### [What needs to be done]
Please rewrite every line of the records below as a JSON list of strings, one string per line, with blank lines and pictures left out.

## begin

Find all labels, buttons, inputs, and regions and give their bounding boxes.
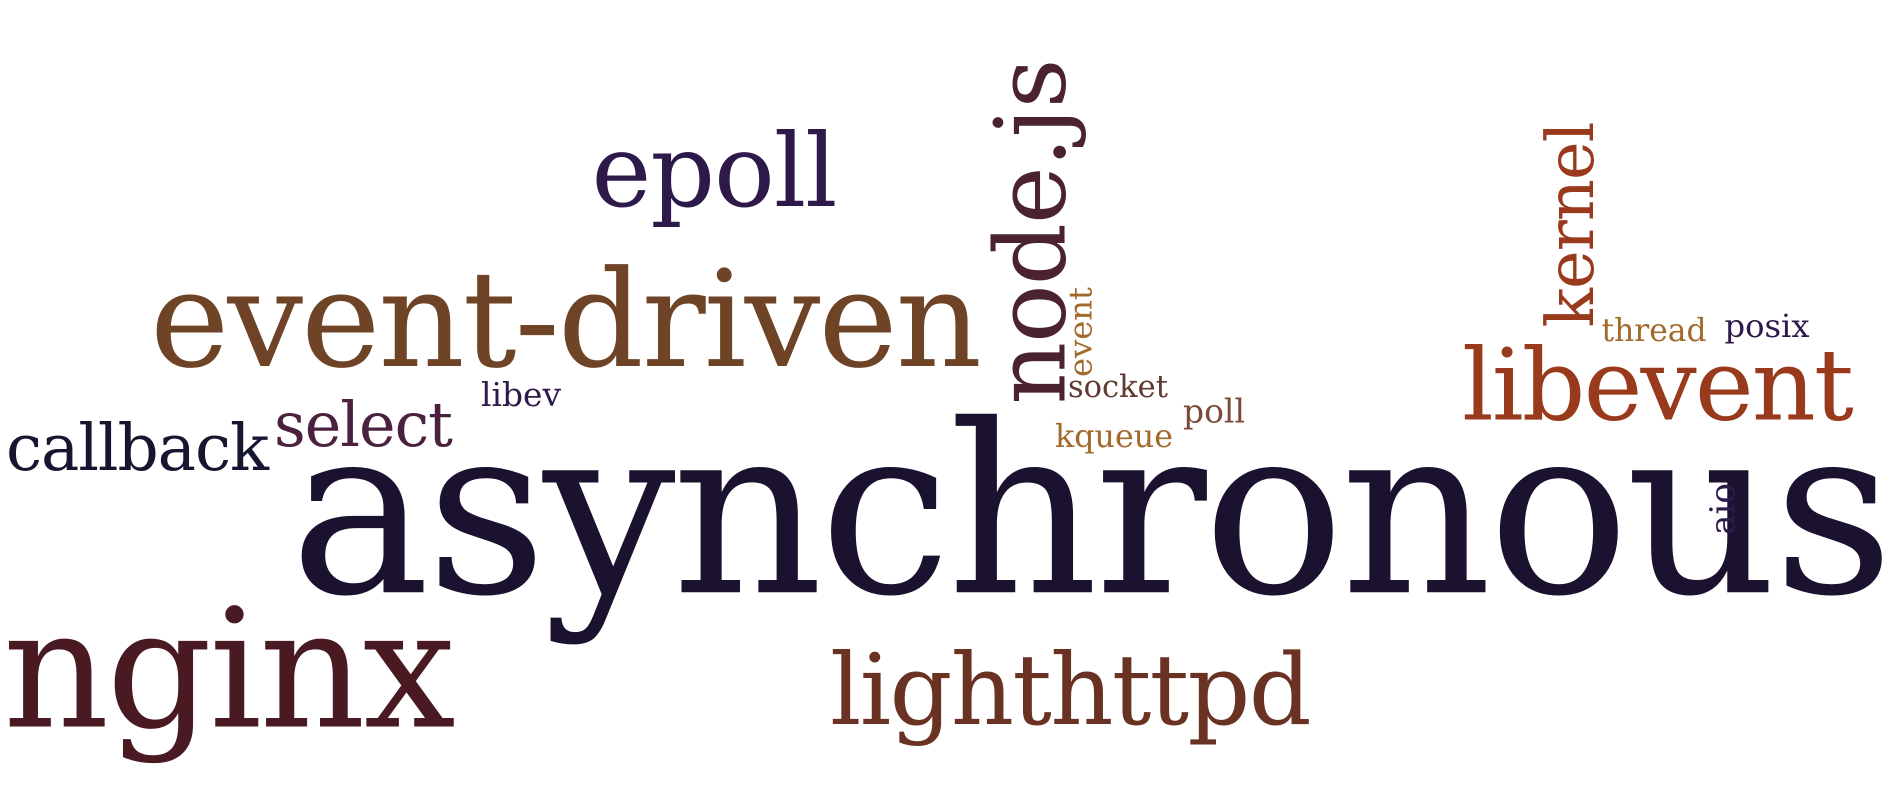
word-kqueue: kqueue	[1055, 417, 1173, 455]
word-event-driven: event-driven	[150, 241, 982, 399]
word-select: select	[274, 388, 453, 461]
word-asynchronous: asynchronous	[290, 375, 1894, 649]
word-callback: callback	[6, 409, 269, 486]
word-epoll: epoll	[591, 113, 838, 231]
word-thread: thread	[1601, 311, 1707, 349]
word-nginx: nginx	[3, 573, 456, 766]
word-libevent: libevent	[1462, 326, 1854, 444]
word-aio: aio	[1703, 483, 1744, 535]
word-socket: socket	[1068, 369, 1168, 405]
word-event: event	[1062, 287, 1101, 377]
word-poll: poll	[1183, 392, 1245, 432]
word-libev: libev	[481, 376, 561, 415]
word-lighthttpd: lighthttpd	[830, 632, 1312, 748]
word-posix: posix	[1724, 306, 1810, 346]
word-kernel: kernel	[1533, 122, 1610, 328]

## end

### [Solved problem]
[
  "Find all labels, buttons, inputs, and regions and give their bounding boxes.",
  "word-kqueue: kqueue\t[1055, 417, 1173, 455]",
  "word-event-driven: event-driven\t[150, 241, 982, 399]",
  "word-select: select\t[274, 388, 453, 461]",
  "word-asynchronous: asynchronous\t[290, 375, 1894, 649]",
  "word-callback: callback\t[6, 409, 269, 486]",
  "word-epoll: epoll\t[591, 113, 838, 231]",
  "word-thread: thread\t[1601, 311, 1707, 349]",
  "word-nginx: nginx\t[3, 573, 456, 766]",
  "word-libevent: libevent\t[1462, 326, 1854, 444]",
  "word-aio: aio\t[1703, 483, 1744, 535]",
  "word-socket: socket\t[1068, 369, 1168, 405]",
  "word-event: event\t[1062, 287, 1101, 377]",
  "word-poll: poll\t[1183, 392, 1245, 432]",
  "word-libev: libev\t[481, 376, 561, 415]",
  "word-lighthttpd: lighthttpd\t[830, 632, 1312, 748]",
  "word-posix: posix\t[1724, 306, 1810, 346]",
  "word-kernel: kernel\t[1533, 122, 1610, 328]"
]